◆ **OBJECTIVE**
Go through the listing and pick out each line with the word "Count" in it.

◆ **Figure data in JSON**
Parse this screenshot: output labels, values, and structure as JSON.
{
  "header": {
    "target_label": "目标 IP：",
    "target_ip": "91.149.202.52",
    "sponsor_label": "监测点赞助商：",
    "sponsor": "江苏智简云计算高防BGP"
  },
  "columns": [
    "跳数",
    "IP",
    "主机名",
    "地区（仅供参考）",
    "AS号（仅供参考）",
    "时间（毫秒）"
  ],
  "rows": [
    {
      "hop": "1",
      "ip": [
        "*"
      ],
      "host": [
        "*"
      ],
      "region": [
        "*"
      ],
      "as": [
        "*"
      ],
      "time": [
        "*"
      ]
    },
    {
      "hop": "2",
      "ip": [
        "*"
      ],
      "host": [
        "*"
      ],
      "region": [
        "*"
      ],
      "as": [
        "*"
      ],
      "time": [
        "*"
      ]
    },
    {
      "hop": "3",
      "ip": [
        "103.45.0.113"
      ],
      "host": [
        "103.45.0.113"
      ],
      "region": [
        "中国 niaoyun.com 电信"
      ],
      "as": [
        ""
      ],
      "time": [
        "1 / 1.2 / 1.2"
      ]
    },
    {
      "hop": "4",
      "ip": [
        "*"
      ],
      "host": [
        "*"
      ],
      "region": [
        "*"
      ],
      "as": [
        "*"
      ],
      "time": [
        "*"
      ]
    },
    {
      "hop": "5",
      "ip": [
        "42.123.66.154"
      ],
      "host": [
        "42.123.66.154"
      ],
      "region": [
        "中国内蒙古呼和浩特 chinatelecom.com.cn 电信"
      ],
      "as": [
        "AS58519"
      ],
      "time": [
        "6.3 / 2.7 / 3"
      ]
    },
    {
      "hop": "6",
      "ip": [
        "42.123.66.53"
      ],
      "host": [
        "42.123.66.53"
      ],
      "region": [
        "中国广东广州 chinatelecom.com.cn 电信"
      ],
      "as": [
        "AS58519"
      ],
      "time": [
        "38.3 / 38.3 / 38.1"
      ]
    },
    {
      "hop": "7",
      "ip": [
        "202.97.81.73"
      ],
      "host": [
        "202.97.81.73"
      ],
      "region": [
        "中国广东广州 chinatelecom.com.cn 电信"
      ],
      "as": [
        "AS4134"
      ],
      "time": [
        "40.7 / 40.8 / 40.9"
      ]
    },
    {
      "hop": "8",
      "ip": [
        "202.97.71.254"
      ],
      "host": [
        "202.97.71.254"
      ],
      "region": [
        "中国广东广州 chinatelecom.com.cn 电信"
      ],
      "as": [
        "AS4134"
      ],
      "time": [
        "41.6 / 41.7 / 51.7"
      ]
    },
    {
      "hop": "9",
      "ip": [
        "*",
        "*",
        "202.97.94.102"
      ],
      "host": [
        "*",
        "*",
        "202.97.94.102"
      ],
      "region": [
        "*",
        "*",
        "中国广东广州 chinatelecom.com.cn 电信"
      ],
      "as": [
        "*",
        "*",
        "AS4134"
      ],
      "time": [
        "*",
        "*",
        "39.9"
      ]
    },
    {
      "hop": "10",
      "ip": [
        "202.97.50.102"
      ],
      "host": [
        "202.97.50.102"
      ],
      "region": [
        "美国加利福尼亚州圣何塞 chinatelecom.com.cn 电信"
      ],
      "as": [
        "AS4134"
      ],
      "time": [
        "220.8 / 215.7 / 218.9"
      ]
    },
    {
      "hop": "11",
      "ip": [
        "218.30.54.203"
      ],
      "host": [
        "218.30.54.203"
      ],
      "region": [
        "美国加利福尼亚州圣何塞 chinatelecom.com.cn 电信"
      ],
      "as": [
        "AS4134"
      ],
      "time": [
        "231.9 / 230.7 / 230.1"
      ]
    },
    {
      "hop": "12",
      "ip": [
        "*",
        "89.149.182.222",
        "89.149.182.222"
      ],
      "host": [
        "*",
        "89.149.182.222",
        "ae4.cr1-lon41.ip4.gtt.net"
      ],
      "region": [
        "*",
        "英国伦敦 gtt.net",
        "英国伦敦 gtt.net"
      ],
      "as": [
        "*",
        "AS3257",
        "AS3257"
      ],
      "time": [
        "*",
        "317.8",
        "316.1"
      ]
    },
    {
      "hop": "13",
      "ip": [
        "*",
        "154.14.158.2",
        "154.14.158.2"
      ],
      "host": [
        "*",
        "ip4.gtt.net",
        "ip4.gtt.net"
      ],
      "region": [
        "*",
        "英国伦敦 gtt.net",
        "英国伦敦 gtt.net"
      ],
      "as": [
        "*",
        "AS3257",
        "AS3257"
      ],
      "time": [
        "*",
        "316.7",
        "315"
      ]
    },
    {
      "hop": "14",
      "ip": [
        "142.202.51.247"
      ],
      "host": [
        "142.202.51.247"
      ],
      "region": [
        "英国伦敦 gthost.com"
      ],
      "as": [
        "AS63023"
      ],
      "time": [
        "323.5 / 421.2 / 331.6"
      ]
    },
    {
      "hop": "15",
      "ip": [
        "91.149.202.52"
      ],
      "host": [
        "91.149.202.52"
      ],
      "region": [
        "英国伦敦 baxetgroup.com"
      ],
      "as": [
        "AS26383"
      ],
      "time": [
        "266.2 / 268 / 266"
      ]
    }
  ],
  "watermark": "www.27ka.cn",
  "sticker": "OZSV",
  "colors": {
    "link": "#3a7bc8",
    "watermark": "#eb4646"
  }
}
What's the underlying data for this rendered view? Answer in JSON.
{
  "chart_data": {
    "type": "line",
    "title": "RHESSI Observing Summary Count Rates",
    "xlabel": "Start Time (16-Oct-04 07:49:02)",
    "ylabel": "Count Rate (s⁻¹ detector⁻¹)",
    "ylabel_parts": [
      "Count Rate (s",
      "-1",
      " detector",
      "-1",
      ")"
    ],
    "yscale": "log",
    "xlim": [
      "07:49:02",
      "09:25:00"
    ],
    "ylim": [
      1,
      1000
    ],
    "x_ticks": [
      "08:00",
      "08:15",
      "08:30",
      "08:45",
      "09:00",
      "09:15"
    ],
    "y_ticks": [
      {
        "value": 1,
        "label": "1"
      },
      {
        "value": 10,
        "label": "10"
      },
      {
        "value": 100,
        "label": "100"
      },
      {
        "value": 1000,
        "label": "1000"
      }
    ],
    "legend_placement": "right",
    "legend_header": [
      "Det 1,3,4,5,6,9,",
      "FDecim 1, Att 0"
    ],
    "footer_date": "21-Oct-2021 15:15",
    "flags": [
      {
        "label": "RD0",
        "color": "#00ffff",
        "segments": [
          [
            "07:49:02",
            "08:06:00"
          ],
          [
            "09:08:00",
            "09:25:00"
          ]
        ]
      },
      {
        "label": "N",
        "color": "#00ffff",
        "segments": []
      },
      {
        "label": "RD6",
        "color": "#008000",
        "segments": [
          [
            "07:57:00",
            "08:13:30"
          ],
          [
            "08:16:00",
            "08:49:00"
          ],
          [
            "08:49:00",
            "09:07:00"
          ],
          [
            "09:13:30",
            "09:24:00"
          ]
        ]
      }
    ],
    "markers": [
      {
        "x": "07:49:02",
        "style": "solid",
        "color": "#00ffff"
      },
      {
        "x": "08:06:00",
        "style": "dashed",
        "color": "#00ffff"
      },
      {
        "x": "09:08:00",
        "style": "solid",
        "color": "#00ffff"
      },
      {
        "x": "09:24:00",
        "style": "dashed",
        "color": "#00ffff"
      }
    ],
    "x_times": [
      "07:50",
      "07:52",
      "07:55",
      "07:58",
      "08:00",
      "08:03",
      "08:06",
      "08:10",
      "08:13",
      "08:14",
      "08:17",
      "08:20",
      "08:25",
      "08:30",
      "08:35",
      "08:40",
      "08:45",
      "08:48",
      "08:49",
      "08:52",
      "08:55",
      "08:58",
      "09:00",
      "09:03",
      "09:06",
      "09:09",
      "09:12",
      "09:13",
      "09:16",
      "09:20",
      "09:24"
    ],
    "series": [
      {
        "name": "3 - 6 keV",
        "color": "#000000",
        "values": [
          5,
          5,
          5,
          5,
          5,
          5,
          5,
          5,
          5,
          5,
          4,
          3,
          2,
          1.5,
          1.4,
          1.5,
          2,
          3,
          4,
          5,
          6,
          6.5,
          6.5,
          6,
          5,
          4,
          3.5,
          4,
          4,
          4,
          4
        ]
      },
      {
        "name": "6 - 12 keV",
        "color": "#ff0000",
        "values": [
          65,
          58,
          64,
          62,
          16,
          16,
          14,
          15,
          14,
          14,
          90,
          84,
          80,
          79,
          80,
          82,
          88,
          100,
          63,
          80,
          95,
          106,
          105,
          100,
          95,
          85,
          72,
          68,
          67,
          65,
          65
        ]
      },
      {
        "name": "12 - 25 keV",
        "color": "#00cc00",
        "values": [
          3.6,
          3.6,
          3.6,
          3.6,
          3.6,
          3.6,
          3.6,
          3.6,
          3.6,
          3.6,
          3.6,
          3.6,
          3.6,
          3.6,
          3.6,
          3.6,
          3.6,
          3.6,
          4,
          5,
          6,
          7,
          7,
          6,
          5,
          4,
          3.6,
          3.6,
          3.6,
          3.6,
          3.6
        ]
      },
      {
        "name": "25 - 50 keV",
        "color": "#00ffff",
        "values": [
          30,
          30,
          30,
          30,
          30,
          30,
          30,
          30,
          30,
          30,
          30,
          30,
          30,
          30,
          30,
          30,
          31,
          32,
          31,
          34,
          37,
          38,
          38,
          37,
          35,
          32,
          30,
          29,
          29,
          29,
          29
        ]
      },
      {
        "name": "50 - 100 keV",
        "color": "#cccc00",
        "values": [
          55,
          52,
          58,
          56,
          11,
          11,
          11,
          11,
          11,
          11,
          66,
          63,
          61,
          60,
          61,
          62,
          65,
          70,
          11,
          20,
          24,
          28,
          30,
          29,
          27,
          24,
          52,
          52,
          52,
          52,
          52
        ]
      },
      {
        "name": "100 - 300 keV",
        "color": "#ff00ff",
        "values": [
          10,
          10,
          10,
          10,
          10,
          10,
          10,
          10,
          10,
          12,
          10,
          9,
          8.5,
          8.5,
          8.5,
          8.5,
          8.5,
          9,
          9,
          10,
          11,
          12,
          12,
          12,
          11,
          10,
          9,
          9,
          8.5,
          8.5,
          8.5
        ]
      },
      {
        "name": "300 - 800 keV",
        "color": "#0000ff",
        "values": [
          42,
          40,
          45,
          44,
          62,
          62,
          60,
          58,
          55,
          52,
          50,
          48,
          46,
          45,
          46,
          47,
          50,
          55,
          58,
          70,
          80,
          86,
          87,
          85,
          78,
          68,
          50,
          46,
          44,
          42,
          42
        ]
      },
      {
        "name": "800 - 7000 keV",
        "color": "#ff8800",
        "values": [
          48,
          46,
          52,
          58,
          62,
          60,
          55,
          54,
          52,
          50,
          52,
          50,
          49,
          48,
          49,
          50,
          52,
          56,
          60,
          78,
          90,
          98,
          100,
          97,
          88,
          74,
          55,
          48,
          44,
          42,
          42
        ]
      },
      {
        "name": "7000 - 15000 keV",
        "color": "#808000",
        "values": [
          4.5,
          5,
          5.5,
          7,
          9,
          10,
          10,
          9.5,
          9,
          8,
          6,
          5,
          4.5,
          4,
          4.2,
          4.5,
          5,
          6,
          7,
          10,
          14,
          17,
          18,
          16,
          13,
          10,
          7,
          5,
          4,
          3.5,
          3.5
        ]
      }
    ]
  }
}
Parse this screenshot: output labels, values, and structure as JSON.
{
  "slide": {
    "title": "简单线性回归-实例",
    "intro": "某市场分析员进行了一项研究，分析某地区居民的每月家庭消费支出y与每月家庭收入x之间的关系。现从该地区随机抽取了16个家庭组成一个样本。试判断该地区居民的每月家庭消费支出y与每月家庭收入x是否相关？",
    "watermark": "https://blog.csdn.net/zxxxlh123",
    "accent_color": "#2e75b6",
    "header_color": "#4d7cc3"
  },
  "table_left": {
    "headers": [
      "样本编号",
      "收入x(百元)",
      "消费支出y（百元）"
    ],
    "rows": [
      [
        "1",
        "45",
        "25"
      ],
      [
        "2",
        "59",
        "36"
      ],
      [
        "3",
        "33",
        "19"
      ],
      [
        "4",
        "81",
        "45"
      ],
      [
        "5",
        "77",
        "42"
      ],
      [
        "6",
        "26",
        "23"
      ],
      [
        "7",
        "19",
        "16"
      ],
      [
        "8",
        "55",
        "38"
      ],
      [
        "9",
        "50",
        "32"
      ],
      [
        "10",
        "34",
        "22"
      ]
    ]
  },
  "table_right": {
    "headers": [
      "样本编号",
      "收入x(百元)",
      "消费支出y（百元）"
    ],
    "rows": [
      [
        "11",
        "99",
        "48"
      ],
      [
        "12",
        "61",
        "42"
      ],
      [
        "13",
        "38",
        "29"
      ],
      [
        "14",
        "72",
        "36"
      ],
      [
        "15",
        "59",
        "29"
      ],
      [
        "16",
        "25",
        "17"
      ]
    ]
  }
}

◆ **OUTPUT OF THE EXERCISE**
    "title": "RHESSI Observing Summary Count Rates",
    "ylabel": "Count Rate (s⁻¹ detector⁻¹)",
      "Count Rate (s",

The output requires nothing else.